**Set exercise**:
Can you update the items starting at the first one and ending at the line containing "point: [963, 406, 976, 419]", changing "bounding boxes" to "bounding rectangles" with everything else left as is, and give back only those lines?

**Extracted records**:

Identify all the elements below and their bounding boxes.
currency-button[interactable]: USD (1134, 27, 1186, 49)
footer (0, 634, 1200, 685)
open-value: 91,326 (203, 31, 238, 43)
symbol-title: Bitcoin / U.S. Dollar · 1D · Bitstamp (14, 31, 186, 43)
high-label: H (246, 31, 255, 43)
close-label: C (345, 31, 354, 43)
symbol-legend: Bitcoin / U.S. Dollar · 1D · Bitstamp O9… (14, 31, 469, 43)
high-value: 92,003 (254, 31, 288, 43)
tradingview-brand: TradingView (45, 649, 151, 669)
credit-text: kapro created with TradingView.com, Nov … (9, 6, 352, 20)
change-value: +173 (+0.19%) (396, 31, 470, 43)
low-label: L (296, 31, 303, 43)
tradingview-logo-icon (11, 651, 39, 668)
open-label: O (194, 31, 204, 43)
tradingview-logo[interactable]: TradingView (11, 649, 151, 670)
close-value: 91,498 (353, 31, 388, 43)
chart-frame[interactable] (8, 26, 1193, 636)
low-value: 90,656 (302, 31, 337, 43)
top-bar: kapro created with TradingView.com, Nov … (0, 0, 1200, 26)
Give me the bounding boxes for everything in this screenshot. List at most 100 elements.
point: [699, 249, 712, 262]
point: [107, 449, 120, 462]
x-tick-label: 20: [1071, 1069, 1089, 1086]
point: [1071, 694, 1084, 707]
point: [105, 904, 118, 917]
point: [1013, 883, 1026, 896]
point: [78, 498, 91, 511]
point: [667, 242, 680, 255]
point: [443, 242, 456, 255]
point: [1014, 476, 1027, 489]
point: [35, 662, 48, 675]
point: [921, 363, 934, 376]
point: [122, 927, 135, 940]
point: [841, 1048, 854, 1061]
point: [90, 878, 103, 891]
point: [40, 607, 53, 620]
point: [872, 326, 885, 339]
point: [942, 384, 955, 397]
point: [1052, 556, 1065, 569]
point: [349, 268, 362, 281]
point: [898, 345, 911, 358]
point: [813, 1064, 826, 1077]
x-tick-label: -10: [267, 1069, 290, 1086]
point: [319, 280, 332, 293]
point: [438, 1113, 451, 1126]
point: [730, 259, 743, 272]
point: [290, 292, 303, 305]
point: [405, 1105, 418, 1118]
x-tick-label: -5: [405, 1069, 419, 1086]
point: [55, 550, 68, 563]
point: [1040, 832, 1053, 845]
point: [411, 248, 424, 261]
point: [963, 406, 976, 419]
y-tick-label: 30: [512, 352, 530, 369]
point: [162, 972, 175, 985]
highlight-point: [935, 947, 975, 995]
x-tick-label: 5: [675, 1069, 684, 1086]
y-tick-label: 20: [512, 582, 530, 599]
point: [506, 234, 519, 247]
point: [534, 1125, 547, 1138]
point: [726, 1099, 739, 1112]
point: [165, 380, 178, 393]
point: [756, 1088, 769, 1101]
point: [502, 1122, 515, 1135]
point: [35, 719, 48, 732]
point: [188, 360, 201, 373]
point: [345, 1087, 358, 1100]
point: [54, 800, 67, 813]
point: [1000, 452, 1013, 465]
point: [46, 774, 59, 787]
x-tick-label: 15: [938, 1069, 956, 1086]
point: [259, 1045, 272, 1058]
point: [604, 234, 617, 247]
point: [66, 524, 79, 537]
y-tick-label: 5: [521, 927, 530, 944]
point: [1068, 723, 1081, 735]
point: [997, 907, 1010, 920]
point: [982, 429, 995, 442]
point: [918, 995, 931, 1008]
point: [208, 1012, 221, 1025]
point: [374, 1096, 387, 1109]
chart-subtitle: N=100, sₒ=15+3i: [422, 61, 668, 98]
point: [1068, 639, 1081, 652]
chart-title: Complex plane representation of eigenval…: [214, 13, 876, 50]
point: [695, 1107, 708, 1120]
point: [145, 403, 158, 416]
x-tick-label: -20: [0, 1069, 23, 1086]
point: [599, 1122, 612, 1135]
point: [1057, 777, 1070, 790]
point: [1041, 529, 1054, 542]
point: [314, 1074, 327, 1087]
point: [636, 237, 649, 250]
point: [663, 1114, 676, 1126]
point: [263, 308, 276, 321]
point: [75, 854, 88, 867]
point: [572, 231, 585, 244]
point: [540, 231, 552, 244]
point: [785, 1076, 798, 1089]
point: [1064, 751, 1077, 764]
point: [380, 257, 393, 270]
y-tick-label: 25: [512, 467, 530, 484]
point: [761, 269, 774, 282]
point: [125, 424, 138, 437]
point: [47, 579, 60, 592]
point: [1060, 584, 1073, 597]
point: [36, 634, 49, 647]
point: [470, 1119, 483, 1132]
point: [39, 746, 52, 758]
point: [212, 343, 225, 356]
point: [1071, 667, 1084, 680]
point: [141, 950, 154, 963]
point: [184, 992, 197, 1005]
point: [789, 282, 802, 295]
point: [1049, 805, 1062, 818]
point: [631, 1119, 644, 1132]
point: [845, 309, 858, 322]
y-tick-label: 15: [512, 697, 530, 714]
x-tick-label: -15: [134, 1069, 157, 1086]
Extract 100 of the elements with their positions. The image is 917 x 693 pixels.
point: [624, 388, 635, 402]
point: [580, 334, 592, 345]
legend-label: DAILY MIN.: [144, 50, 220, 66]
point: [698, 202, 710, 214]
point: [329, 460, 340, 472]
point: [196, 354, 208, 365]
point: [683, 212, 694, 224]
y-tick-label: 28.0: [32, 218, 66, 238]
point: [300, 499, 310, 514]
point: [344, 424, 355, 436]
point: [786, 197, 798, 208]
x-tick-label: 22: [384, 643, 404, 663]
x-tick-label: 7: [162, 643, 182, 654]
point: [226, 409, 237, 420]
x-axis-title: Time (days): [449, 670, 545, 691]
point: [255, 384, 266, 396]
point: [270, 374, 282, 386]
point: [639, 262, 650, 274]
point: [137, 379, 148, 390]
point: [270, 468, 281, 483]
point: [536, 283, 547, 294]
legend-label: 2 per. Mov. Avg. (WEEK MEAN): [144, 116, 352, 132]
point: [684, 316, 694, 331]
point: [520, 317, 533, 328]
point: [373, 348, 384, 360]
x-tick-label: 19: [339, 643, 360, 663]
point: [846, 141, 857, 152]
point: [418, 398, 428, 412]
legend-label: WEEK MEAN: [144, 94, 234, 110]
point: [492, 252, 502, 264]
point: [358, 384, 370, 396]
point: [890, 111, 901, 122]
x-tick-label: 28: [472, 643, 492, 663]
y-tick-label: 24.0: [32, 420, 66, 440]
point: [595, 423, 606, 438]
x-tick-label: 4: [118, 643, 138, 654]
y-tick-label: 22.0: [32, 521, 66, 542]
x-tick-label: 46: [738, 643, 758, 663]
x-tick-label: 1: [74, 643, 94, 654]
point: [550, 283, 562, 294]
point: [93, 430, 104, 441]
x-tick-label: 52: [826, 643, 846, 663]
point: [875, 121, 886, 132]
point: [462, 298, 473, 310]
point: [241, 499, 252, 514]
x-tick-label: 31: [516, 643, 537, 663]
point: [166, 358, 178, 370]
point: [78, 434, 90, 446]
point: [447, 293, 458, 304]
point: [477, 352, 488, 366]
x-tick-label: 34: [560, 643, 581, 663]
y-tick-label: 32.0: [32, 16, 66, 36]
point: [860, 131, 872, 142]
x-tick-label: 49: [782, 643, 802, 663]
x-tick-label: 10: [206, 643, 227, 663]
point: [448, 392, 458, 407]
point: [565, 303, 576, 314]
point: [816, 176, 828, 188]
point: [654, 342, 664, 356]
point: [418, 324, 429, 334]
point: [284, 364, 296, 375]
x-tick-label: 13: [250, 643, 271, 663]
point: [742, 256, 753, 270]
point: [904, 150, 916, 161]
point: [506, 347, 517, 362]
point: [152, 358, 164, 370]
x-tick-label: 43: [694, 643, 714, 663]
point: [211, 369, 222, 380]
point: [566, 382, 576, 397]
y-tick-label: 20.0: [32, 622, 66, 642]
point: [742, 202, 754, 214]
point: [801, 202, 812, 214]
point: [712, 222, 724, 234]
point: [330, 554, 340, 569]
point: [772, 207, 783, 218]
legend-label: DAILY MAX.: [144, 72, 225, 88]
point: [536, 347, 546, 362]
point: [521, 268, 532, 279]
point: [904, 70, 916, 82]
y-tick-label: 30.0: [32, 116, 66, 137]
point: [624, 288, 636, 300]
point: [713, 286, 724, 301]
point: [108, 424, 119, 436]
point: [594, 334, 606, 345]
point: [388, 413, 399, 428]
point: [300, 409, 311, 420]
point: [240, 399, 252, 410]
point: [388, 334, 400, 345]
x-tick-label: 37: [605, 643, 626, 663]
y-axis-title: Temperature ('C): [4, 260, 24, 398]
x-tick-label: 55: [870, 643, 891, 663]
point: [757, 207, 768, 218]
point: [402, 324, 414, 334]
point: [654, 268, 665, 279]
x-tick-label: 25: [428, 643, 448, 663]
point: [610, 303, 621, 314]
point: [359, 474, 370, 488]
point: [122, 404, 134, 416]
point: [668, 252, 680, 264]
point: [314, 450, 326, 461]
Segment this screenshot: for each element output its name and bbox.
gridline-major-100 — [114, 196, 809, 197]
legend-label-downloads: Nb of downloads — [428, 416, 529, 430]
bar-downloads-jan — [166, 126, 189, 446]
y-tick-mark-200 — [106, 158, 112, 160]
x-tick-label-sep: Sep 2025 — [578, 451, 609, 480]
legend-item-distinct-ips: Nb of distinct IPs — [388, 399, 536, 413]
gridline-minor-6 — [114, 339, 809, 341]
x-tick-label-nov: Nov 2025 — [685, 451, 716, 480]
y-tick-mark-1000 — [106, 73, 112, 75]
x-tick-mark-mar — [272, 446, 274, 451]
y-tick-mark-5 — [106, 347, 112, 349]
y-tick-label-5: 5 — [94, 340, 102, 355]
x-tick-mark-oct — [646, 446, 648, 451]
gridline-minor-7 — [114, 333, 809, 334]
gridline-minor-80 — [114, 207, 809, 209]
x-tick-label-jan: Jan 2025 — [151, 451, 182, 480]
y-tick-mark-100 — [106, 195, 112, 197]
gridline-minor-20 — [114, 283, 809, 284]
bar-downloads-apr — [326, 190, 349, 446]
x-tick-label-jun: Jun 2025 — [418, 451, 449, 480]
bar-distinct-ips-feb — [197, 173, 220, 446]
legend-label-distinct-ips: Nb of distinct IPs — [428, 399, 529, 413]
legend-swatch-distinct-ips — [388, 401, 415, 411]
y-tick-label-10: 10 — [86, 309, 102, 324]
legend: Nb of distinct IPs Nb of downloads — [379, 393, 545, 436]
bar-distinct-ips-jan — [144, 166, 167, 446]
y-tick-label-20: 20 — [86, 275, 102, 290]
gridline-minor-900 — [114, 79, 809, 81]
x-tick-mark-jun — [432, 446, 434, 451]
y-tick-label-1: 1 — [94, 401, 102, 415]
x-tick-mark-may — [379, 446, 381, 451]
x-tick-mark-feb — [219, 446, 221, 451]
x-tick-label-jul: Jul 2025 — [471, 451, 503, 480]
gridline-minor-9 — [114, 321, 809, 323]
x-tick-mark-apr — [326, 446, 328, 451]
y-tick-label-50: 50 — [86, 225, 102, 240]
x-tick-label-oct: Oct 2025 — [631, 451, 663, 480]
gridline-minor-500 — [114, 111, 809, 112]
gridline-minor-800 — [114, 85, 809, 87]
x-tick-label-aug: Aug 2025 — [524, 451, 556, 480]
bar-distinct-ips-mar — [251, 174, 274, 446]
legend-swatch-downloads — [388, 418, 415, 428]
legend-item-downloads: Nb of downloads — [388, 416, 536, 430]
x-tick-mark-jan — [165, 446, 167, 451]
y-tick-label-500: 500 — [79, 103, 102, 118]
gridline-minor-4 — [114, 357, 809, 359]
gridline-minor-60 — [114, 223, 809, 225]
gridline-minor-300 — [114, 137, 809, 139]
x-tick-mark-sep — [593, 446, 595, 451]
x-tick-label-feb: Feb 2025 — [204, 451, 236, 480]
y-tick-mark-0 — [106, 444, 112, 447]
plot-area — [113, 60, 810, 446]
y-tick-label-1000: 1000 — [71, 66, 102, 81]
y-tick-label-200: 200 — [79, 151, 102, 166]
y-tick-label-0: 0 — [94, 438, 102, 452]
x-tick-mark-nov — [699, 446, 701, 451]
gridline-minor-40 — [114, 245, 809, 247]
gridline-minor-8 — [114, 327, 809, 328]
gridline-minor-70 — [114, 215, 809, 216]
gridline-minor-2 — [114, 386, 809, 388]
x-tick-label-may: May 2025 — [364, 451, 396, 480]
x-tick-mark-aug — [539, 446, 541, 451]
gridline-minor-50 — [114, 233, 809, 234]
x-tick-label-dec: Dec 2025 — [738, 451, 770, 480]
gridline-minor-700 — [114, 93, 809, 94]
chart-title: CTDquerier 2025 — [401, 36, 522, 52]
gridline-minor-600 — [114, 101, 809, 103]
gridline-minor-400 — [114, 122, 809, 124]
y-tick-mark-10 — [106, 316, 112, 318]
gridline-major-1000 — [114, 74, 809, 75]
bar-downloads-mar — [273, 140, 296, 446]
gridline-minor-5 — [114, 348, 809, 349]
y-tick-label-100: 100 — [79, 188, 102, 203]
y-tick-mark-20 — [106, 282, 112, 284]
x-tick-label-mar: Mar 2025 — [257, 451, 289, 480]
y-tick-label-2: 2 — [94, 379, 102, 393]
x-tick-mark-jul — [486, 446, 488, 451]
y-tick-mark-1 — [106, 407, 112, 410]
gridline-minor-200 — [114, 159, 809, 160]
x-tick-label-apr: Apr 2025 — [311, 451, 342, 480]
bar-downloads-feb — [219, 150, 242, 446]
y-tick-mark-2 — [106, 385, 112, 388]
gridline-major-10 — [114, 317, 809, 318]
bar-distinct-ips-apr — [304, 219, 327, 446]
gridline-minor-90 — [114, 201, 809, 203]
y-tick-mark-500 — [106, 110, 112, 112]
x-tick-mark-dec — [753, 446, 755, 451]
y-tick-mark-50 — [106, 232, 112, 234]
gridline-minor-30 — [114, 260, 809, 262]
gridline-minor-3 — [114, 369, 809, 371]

**Written answer**:
Identify all the elements below and their bounding rectangles.
currency-button[interactable]: USD (1134, 27, 1186, 49)
footer (0, 634, 1200, 685)
open-value: 91,326 (203, 31, 238, 43)
symbol-title: Bitcoin / U.S. Dollar · 1D · Bitstamp (14, 31, 186, 43)
high-label: H (246, 31, 255, 43)
close-label: C (345, 31, 354, 43)
symbol-legend: Bitcoin / U.S. Dollar · 1D · Bitstamp O9… (14, 31, 469, 43)
high-value: 92,003 (254, 31, 288, 43)
tradingview-brand: TradingView (45, 649, 151, 669)
credit-text: kapro created with TradingView.com, Nov … (9, 6, 352, 20)
change-value: +173 (+0.19%) (396, 31, 470, 43)
low-label: L (296, 31, 303, 43)
tradingview-logo-icon (11, 651, 39, 668)
open-label: O (194, 31, 204, 43)
tradingview-logo[interactable]: TradingView (11, 649, 151, 670)
close-value: 91,498 (353, 31, 388, 43)
chart-frame[interactable] (8, 26, 1193, 636)
low-value: 90,656 (302, 31, 337, 43)
top-bar: kapro created with TradingView.com, Nov … (0, 0, 1200, 26)
Give me the bounding rectangles for everything in this screenshot. List at most 100 elements.
point: [699, 249, 712, 262]
point: [107, 449, 120, 462]
x-tick-label: 20: [1071, 1069, 1089, 1086]
point: [1071, 694, 1084, 707]
point: [105, 904, 118, 917]
point: [1013, 883, 1026, 896]
point: [78, 498, 91, 511]
point: [667, 242, 680, 255]
point: [443, 242, 456, 255]
point: [1014, 476, 1027, 489]
point: [35, 662, 48, 675]
point: [921, 363, 934, 376]
point: [122, 927, 135, 940]
point: [841, 1048, 854, 1061]
point: [90, 878, 103, 891]
point: [40, 607, 53, 620]
point: [872, 326, 885, 339]
point: [942, 384, 955, 397]
point: [1052, 556, 1065, 569]
point: [349, 268, 362, 281]
point: [898, 345, 911, 358]
point: [813, 1064, 826, 1077]
x-tick-label: -10: [267, 1069, 290, 1086]
point: [319, 280, 332, 293]
point: [438, 1113, 451, 1126]
point: [730, 259, 743, 272]
point: [290, 292, 303, 305]
point: [405, 1105, 418, 1118]
x-tick-label: -5: [405, 1069, 419, 1086]
point: [55, 550, 68, 563]
point: [1040, 832, 1053, 845]
point: [411, 248, 424, 261]
point: [963, 406, 976, 419]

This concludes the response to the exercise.